# Kutipan
——————

Kejadian ini terulang kembali dalam pelayanan saya di Vancouver (setelah berselang 4 tahun). Kali ini bukan dalam bidang pelayanan buletin tetapi sudah beralih ke dunia maya, internet. Pelayanan situs gereja. Tetapi pada dasarnya pelayanannya juga hampir sama. Menyajikan tulisan-tulisan karya asli dari para anggota redaksi. Kembali saya ditunjuk sebagai pemimpin redaksi dari hamba Tuhan dan Majelis; dan cerita tongkat estafet kepemimpinan tersebut mirip sekali dengan cerita di atas yang saya alami waktu pelayanan di Surabaya. Pelayanan itu pun terhenti pada waktu beralih kepada pemimpin yang berikutnya.
Apakah isi buletin itu penting? Tentu saja. Kalau isinya asal-asalan, tidak menarik, tata letaknya kurang atraktif, maka impresi pembaca juga tentu akan jatuh. Maka perlu dibuat suatu standar gol yang hendak dituju. Di satu gereja, masalah isi buletin yang timbul adalah ketika hamba Tuhan yang menjadi penasehat pelayanan tersebut mengatakan bahwa isi harus berbobot, berkualitas. Saya sangat setuju. Tetapi masalahnya siapa saja pengisi dari buletin tersebut. Jika pengisi atau penulis buletin tersebut dari komisi remaja, pemuda, jemaat awam, mampukah mereka menulis tentang tulisan kekristenan yang berkualitas?
Boro-boro mau menulis tulisan yang berbobot, mau menulis saja sudah senang banget, iya enggak? Apalagi para penulis tersebut belum pernah mengikuti tentang kursus menulis keq, atau kursus Alkitab keq; jadi mana mungkin mau menulis tulisan yang bebobot tentang kekristenan? Usulan nyeleneh pun muncul, bagaimana kalau isinya semua hamba Tuhan yang menulis? Kalau hamba Tuhan pun punya waktu senggang sih mungkin bisa. Tapi jadwal pelayanan saja sudah membuat para hamba Tuhan itu pontang-panting. Bagaimana masih mau menulis lagi?

——————

# Soal Latihan A
Menurut kutipan tentang pelayanan redaksi gereja, setelah berselang berapa tahun kejadian itu terulang di Vancouver?
# Soal Latihan B
Tentukan apakah setiap pernyataan berikut sesuai dengan kutipan tentang pelayanan redaksi gereja: (i) Pelayanan di Vancouver berupa pelayanan situs gereja. (ii) Penulis tidak setuju bahwa isi buletin harus berbobot. (iii) Para hamba Tuhan memiliki banyak waktu luang untuk menulis.
# Soal Latihan C
Lanjutkan kutipan tentang pelayanan redaksi gereja mulai setelah kalimat terakhirnya.
Baris-baris di bawah ini diambil dari sumber lain.

# Entri tersimpan
——————

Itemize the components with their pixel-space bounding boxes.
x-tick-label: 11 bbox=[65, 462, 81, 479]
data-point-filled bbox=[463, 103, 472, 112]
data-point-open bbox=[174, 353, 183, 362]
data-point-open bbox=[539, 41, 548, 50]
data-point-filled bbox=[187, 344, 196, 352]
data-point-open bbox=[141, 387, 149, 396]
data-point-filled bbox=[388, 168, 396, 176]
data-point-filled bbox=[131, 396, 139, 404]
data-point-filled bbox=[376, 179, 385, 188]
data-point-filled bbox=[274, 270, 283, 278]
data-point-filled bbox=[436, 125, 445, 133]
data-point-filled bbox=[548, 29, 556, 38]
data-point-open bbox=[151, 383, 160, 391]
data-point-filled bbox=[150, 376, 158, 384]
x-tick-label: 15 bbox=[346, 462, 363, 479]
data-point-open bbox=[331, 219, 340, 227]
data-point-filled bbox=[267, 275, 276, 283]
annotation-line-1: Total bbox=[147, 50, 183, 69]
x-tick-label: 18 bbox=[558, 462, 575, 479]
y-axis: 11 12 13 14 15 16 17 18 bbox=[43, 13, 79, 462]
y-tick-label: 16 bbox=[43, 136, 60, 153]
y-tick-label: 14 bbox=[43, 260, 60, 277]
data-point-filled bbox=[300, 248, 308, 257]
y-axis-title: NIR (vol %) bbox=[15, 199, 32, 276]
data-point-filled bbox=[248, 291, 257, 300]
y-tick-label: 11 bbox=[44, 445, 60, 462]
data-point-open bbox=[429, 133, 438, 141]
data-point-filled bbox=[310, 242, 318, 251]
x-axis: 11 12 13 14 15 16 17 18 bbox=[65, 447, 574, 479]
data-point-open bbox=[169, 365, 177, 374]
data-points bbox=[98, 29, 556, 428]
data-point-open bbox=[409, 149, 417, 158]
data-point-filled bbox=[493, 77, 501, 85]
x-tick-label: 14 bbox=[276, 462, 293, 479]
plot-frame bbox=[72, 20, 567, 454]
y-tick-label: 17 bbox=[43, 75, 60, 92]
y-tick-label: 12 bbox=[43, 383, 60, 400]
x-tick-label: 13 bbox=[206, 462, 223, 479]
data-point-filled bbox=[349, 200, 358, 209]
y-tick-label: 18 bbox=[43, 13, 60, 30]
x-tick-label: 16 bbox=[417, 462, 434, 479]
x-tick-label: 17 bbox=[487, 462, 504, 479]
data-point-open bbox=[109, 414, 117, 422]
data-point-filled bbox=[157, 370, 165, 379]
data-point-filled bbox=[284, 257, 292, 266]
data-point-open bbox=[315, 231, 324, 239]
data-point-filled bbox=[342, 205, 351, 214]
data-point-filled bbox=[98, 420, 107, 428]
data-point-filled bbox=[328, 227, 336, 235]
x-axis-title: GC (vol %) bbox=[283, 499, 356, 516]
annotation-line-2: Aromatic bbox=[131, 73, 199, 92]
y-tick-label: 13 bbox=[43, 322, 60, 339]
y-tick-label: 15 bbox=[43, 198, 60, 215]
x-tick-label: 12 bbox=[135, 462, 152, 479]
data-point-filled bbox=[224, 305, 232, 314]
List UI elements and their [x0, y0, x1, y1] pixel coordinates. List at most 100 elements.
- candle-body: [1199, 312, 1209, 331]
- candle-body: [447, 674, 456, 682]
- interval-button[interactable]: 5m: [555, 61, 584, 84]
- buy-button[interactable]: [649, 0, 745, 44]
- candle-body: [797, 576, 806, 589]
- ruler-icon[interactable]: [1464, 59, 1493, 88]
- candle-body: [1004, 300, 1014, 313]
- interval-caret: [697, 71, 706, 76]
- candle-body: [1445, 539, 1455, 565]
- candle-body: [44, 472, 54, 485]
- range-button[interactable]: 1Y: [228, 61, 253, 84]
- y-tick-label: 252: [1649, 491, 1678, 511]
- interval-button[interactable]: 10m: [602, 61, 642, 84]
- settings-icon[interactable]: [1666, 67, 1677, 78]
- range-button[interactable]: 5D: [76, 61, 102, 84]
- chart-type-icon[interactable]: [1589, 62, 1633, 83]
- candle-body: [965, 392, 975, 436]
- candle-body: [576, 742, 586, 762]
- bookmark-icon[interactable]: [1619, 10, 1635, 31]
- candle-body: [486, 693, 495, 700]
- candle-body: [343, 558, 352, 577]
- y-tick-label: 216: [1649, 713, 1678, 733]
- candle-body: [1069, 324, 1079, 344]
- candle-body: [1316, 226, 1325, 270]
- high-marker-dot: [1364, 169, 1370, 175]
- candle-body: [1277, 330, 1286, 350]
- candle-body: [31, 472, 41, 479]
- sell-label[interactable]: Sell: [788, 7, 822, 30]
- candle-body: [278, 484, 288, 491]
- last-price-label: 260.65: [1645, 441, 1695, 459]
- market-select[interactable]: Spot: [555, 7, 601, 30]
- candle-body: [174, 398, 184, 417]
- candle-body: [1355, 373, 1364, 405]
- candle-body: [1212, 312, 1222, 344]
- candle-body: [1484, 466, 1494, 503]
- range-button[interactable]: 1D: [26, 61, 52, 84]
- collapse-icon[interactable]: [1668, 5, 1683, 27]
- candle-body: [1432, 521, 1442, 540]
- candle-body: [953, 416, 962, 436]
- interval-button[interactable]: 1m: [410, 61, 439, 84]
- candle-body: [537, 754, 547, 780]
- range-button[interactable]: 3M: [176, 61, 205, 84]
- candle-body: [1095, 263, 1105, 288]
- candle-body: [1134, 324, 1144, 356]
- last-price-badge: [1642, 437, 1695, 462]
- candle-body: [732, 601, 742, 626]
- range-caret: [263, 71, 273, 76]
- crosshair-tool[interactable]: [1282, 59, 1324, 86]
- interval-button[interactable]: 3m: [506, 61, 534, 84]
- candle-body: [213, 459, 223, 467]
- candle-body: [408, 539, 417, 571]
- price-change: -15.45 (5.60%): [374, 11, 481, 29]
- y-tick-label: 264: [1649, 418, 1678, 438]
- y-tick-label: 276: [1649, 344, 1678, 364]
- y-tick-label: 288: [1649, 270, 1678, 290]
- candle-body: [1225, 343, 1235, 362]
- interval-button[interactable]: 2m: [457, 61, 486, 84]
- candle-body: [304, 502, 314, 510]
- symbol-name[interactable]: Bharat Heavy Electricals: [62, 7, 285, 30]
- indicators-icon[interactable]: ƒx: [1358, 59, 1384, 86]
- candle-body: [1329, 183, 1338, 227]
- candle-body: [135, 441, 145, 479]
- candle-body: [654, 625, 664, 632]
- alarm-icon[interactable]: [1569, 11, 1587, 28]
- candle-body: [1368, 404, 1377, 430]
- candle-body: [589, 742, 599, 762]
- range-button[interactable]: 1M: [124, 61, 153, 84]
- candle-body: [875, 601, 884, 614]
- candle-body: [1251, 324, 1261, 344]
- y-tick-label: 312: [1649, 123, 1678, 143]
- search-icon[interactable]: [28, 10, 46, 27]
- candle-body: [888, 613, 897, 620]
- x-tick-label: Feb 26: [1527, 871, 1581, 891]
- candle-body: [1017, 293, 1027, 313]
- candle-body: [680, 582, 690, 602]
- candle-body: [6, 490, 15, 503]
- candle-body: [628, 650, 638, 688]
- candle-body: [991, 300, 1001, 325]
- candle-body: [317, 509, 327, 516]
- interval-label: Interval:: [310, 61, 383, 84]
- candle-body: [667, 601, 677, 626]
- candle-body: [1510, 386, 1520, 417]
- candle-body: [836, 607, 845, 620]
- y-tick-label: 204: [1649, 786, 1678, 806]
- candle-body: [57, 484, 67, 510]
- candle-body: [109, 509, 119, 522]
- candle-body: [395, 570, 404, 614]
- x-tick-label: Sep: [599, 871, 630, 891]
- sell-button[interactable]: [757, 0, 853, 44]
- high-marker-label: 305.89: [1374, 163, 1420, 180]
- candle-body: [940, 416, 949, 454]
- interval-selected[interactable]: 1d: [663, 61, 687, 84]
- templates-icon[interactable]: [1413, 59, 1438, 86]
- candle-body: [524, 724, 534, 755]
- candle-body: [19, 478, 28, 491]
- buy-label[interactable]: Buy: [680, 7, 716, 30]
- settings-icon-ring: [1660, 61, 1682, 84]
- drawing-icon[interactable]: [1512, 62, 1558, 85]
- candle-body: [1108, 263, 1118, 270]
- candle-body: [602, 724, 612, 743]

——————

# Jawaban A
Kejadian itu terulang setelah berselang 4 tahun.

# Jawaban B
(i) Ya: "Pelayanan situs gereja."
(ii) Tidak: "Saya sangat setuju."
(iii) Tidak: "Tapi jadwal pelayanan saja sudah membuat para hamba Tuhan itu pontang-panting."

# Jawaban C
Selain isi yang berbobot tentu saja seberapa jauh isi itu dapat menarik pembaca ingin membacanya. Dunia sudah begitu bertaburan dengan tabloid yang berisikan berita-berita isapan jempol dan yang terkini. Bagaimana dengan media kristiani? Apakah juga hendak bersaing menyajikan berita-berita populer? Jika ada niatan itu sampai kapan pun tidak bakal mampu menyaingi majalah tabloid yang paling jelek sekalipun.
Dahulu saya pernah mendengar bahwa buletin gereja seharusnya untuk jemaat gereja (pada khususnya) tetapi tidak menutup untuk jemaat lain yang tertarik untuk membacanya atau orang Kristen pada umumnya. Maka buletin gereja adalah untuk penunjang pemberitaan Firman Tuhan dari mimbar. Buletin gereja harus disesuaikan dengan jadwal dan tema kotbah. Karena buletin gereja bukanlah tabloid gereja dari sebuah gereja.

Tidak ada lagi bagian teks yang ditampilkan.